>> start Records to use
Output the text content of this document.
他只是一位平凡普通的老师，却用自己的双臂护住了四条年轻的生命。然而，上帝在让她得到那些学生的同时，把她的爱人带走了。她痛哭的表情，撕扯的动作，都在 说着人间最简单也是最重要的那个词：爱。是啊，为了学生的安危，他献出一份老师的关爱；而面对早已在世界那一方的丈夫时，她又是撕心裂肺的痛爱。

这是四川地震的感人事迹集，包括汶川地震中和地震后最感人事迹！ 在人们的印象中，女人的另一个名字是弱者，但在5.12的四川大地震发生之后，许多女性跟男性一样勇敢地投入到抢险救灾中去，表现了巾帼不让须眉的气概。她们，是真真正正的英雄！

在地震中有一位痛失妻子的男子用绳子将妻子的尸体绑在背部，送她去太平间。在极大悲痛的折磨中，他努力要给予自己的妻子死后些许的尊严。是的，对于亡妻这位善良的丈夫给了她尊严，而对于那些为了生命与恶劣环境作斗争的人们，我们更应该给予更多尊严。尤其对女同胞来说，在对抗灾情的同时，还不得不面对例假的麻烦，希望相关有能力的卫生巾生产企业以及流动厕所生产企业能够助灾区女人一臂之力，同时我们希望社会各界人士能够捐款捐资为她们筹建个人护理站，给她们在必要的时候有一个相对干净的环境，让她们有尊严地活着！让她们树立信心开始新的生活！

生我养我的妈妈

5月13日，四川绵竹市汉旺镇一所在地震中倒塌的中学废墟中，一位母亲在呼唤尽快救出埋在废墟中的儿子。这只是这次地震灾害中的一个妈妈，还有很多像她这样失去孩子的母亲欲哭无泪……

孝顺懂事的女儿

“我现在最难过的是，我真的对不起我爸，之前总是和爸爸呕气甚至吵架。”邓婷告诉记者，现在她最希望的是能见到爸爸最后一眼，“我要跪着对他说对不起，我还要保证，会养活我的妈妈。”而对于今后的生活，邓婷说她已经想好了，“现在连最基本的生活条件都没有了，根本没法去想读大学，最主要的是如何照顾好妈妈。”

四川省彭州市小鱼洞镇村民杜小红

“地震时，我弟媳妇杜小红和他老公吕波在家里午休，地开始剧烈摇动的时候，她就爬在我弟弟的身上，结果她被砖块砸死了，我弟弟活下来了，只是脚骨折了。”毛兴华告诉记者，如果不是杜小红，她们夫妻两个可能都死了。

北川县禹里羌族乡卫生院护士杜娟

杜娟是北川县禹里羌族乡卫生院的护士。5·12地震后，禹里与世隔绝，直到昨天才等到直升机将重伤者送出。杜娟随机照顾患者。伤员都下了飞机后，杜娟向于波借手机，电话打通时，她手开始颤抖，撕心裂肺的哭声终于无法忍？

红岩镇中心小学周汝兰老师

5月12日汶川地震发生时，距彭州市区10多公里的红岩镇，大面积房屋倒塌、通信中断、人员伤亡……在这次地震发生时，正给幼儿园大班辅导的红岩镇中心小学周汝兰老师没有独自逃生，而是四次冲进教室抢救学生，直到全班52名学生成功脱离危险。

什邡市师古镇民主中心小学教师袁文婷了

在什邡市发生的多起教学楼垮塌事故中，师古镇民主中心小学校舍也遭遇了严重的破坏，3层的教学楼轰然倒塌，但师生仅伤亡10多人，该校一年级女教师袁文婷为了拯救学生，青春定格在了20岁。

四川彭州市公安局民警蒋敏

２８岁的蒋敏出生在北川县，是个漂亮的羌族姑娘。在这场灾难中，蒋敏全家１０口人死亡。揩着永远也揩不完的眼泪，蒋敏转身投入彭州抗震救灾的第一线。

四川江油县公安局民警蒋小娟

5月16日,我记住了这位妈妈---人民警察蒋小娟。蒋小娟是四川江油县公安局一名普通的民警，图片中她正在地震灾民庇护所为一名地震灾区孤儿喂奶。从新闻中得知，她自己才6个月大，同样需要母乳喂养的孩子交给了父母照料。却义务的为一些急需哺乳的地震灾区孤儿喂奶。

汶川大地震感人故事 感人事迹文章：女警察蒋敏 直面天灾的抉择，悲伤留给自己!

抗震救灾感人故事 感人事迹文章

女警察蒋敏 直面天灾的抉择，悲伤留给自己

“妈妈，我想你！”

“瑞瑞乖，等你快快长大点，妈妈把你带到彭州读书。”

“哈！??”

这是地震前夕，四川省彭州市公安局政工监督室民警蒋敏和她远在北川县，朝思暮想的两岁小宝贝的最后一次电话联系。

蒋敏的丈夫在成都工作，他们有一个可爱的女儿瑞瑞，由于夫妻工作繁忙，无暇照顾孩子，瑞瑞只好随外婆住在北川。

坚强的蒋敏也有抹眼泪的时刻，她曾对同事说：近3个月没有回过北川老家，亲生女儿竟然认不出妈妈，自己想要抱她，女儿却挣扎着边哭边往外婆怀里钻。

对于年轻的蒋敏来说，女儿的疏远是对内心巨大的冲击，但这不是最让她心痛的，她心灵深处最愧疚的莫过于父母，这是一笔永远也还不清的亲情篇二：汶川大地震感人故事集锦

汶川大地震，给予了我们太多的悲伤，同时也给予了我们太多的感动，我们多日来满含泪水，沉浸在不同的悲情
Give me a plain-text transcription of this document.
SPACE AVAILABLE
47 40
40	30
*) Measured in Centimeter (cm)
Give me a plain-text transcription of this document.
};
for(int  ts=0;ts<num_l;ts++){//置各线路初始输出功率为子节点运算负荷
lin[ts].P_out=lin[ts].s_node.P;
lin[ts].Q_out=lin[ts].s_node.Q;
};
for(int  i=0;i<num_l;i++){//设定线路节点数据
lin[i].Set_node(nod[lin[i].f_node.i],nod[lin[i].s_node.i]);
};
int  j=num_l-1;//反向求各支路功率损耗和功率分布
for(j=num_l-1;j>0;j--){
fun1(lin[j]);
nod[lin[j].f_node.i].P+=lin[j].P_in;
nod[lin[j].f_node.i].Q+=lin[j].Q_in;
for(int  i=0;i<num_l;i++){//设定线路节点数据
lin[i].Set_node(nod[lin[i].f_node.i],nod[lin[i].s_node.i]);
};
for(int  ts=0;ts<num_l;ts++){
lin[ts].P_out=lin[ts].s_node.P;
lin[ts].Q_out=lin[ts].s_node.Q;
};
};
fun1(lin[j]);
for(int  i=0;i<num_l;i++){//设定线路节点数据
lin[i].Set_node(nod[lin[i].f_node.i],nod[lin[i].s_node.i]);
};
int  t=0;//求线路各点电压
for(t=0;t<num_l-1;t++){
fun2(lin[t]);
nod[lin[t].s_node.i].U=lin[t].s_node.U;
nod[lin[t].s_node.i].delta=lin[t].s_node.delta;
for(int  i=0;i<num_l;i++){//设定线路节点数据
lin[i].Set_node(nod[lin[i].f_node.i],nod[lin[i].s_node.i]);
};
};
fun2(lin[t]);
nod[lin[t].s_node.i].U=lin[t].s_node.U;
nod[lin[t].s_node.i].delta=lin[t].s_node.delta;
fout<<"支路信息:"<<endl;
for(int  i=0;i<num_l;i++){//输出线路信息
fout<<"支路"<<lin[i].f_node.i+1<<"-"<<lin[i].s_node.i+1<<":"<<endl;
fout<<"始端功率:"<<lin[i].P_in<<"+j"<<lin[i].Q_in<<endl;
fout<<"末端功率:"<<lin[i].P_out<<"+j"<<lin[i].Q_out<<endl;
>> end Records to use
> **Required work**
Print the listing above in its entirety, with every line exact.

> **Expected answer**
Output the text content of this document.
他只是一位平凡普通的老师，却用自己的双臂护住了四条年轻的生命。然而，上帝在让她得到那些学生的同时，把她的爱人带走了。她痛哭的表情，撕扯的动作，都在 说着人间最简单也是最重要的那个词：爱。是啊，为了学生的安危，他献出一份老师的关爱；而面对早已在世界那一方的丈夫时，她又是撕心裂肺的痛爱。

这是四川地震的感人事迹集，包括汶川地震中和地震后最感人事迹！ 在人们的印象中，女人的另一个名字是弱者，但在5.12的四川大地震发生之后，许多女性跟男性一样勇敢地投入到抢险救灾中去，表现了巾帼不让须眉的气概。她们，是真真正正的英雄！

在地震中有一位痛失妻子的男子用绳子将妻子的尸体绑在背部，送她去太平间。在极大悲痛的折磨中，他努力要给予自己的妻子死后些许的尊严。是的，对于亡妻这位善良的丈夫给了她尊严，而对于那些为了生命与恶劣环境作斗争的人们，我们更应该给予更多尊严。尤其对女同胞来说，在对抗灾情的同时，还不得不面对例假的麻烦，希望相关有能力的卫生巾生产企业以及流动厕所生产企业能够助灾区女人一臂之力，同时我们希望社会各界人士能够捐款捐资为她们筹建个人护理站，给她们在必要的时候有一个相对干净的环境，让她们有尊严地活着！让她们树立信心开始新的生活！

生我养我的妈妈

5月13日，四川绵竹市汉旺镇一所在地震中倒塌的中学废墟中，一位母亲在呼唤尽快救出埋在废墟中的儿子。这只是这次地震灾害中的一个妈妈，还有很多像她这样失去孩子的母亲欲哭无泪……

孝顺懂事的女儿

“我现在最难过的是，我真的对不起我爸，之前总是和爸爸呕气甚至吵架。”邓婷告诉记者，现在她最希望的是能见到爸爸最后一眼，“我要跪着对他说对不起，我还要保证，会养活我的妈妈。”而对于今后的生活，邓婷说她已经想好了，“现在连最基本的生活条件都没有了，根本没法去想读大学，最主要的是如何照顾好妈妈。”

四川省彭州市小鱼洞镇村民杜小红

“地震时，我弟媳妇杜小红和他老公吕波在家里午休，地开始剧烈摇动的时候，她就爬在我弟弟的身上，结果她被砖块砸死了，我弟弟活下来了，只是脚骨折了。”毛兴华告诉记者，如果不是杜小红，她们夫妻两个可能都死了。

北川县禹里羌族乡卫生院护士杜娟

杜娟是北川县禹里羌族乡卫生院的护士。5·12地震后，禹里与世隔绝，直到昨天才等到直升机将重伤者送出。杜娟随机照顾患者。伤员都下了飞机后，杜娟向于波借手机，电话打通时，她手开始颤抖，撕心裂肺的哭声终于无法忍？

红岩镇中心小学周汝兰老师

5月12日汶川地震发生时，距彭州市区10多公里的红岩镇，大面积房屋倒塌、通信中断、人员伤亡……在这次地震发生时，正给幼儿园大班辅导的红岩镇中心小学周汝兰老师没有独自逃生，而是四次冲进教室抢救学生，直到全班52名学生成功脱离危险。

什邡市师古镇民主中心小学教师袁文婷了

在什邡市发生的多起教学楼垮塌事故中，师古镇民主中心小学校舍也遭遇了严重的破坏，3层的教学楼轰然倒塌，但师生仅伤亡10多人，该校一年级女教师袁文婷为了拯救学生，青春定格在了20岁。

四川彭州市公安局民警蒋敏

２８岁的蒋敏出生在北川县，是个漂亮的羌族姑娘。在这场灾难中，蒋敏全家１０口人死亡。揩着永远也揩不完的眼泪，蒋敏转身投入彭州抗震救灾的第一线。

四川江油县公安局民警蒋小娟

5月16日,我记住了这位妈妈---人民警察蒋小娟。蒋小娟是四川江油县公安局一名普通的民警，图片中她正在地震灾民庇护所为一名地震灾区孤儿喂奶。从新闻中得知，她自己才6个月大，同样需要母乳喂养的孩子交给了父母照料。却义务的为一些急需哺乳的地震灾区孤儿喂奶。

汶川大地震感人故事 感人事迹文章：女警察蒋敏 直面天灾的抉择，悲伤留给自己!

抗震救灾感人故事 感人事迹文章

女警察蒋敏 直面天灾的抉择，悲伤留给自己

“妈妈，我想你！”

“瑞瑞乖，等你快快长大点，妈妈把你带到彭州读书。”

“哈！??”

这是地震前夕，四川省彭州市公安局政工监督室民警蒋敏和她远在北川县，朝思暮想的两岁小宝贝的最后一次电话联系。

蒋敏的丈夫在成都工作，他们有一个可爱的女儿瑞瑞，由于夫妻工作繁忙，无暇照顾孩子，瑞瑞只好随外婆住在北川。

坚强的蒋敏也有抹眼泪的时刻，她曾对同事说：近3个月没有回过北川老家，亲生女儿竟然认不出妈妈，自己想要抱她，女儿却挣扎着边哭边往外婆怀里钻。

对于年轻的蒋敏来说，女儿的疏远是对内心巨大的冲击，但这不是最让她心痛的，她心灵深处最愧疚的莫过于父母，这是一笔永远也还不清的亲情篇二：汶川大地震感人故事集锦

汶川大地震，给予了我们太多的悲伤，同时也给予了我们太多的感动，我们多日来满含泪水，沉浸在不同的悲情
Give me a plain-text transcription of this document.
SPACE AVAILABLE
47 40
40	30
*) Measured in Centimeter (cm)
Give me a plain-text transcription of this document.
};
for(int  ts=0;ts<num_l;ts++){//置各线路初始输出功率为子节点运算负荷
lin[ts].P_out=lin[ts].s_node.P;
lin[ts].Q_out=lin[ts].s_node.Q;
};
for(int  i=0;i<num_l;i++){//设定线路节点数据
lin[i].Set_node(nod[lin[i].f_node.i],nod[lin[i].s_node.i]);
};
int  j=num_l-1;//反向求各支路功率损耗和功率分布
for(j=num_l-1;j>0;j--){
fun1(lin[j]);
nod[lin[j].f_node.i].P+=lin[j].P_in;
nod[lin[j].f_node.i].Q+=lin[j].Q_in;
for(int  i=0;i<num_l;i++){//设定线路节点数据
lin[i].Set_node(nod[lin[i].f_node.i],nod[lin[i].s_node.i]);
};
for(int  ts=0;ts<num_l;ts++){
lin[ts].P_out=lin[ts].s_node.P;
lin[ts].Q_out=lin[ts].s_node.Q;
};
};
fun1(lin[j]);
for(int  i=0;i<num_l;i++){//设定线路节点数据
lin[i].Set_node(nod[lin[i].f_node.i],nod[lin[i].s_node.i]);
};
int  t=0;//求线路各点电压
for(t=0;t<num_l-1;t++){
fun2(lin[t]);
nod[lin[t].s_node.i].U=lin[t].s_node.U;
nod[lin[t].s_node.i].delta=lin[t].s_node.delta;
for(int  i=0;i<num_l;i++){//设定线路节点数据
lin[i].Set_node(nod[lin[i].f_node.i],nod[lin[i].s_node.i]);
};
};
fun2(lin[t]);
nod[lin[t].s_node.i].U=lin[t].s_node.U;
nod[lin[t].s_node.i].delta=lin[t].s_node.delta;
fout<<"支路信息:"<<endl;
for(int  i=0;i<num_l;i++){//输出线路信息
fout<<"支路"<<lin[i].f_node.i+1<<"-"<<lin[i].s_node.i+1<<":"<<endl;
fout<<"始端功率:"<<lin[i].P_in<<"+j"<<lin[i].Q_in<<endl;
fout<<"末端功率:"<<lin[i].P_out<<"+j"<<lin[i].Q_out<<endl;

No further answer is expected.